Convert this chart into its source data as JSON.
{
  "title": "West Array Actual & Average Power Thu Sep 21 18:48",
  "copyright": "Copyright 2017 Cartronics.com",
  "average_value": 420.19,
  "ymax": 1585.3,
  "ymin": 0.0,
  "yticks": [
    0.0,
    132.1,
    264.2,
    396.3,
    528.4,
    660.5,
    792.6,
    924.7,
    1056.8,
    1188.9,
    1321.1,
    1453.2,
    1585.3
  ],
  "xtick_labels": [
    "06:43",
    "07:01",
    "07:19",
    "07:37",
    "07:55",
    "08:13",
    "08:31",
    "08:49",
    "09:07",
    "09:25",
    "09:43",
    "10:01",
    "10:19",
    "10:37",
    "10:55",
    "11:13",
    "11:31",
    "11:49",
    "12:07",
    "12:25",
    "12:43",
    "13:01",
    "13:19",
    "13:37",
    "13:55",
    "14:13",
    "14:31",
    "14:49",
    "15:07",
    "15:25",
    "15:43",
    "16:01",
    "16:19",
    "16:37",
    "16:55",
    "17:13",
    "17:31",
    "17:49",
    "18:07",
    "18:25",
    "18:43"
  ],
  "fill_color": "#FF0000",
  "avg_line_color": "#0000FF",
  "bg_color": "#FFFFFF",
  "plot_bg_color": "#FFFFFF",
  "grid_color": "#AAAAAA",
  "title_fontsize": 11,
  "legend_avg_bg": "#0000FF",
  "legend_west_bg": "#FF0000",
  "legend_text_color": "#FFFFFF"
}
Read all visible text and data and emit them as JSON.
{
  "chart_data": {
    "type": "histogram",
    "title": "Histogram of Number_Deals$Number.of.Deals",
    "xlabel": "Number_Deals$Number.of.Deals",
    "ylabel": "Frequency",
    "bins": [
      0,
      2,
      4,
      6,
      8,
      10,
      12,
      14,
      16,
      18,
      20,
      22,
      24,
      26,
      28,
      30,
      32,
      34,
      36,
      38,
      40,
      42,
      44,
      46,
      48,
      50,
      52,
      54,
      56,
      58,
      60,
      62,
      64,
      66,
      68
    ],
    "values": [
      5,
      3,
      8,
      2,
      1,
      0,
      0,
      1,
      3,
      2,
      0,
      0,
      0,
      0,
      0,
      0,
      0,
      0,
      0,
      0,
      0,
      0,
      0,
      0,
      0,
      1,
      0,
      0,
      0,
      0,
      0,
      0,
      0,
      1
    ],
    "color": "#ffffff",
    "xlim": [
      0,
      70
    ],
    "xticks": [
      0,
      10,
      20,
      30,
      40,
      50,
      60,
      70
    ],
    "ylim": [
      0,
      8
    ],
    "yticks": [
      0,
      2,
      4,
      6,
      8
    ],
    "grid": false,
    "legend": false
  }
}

+ + + + +

Make an exact copy of every line from the one with "Read all visible" to the end of the data, with the first and last of those lines included.

## Solution for this task
Read all visible text and data and emit them as JSON.
{
  "chart_data": {
    "type": "histogram",
    "title": "Histogram of Number_Deals$Number.of.Deals",
    "xlabel": "Number_Deals$Number.of.Deals",
    "ylabel": "Frequency",
    "bins": [
      0,
      2,
      4,
      6,
      8,
      10,
      12,
      14,
      16,
      18,
      20,
      22,
      24,
      26,
      28,
      30,
      32,
      34,
      36,
      38,
      40,
      42,
      44,
      46,
      48,
      50,
      52,
      54,
      56,
      58,
      60,
      62,
      64,
      66,
      68
    ],
    "values": [
      5,
      3,
      8,
      2,
      1,
      0,
      0,
      1,
      3,
      2,
      0,
      0,
      0,
      0,
      0,
      0,
      0,
      0,
      0,
      0,
      0,
      0,
      0,
      0,
      0,
      1,
      0,
      0,
      0,
      0,
      0,
      0,
      0,
      1
    ],
    "color": "#ffffff",
    "xlim": [
      0,
      70
    ],
    "xticks": [
      0,
      10,
      20,
      30,
      40,
      50,
      60,
      70
    ],
    "ylim": [
      0,
      8
    ],
    "yticks": [
      0,
      2,
      4,
      6,
      8
    ],
    "grid": false,
    "legend": false
  }
}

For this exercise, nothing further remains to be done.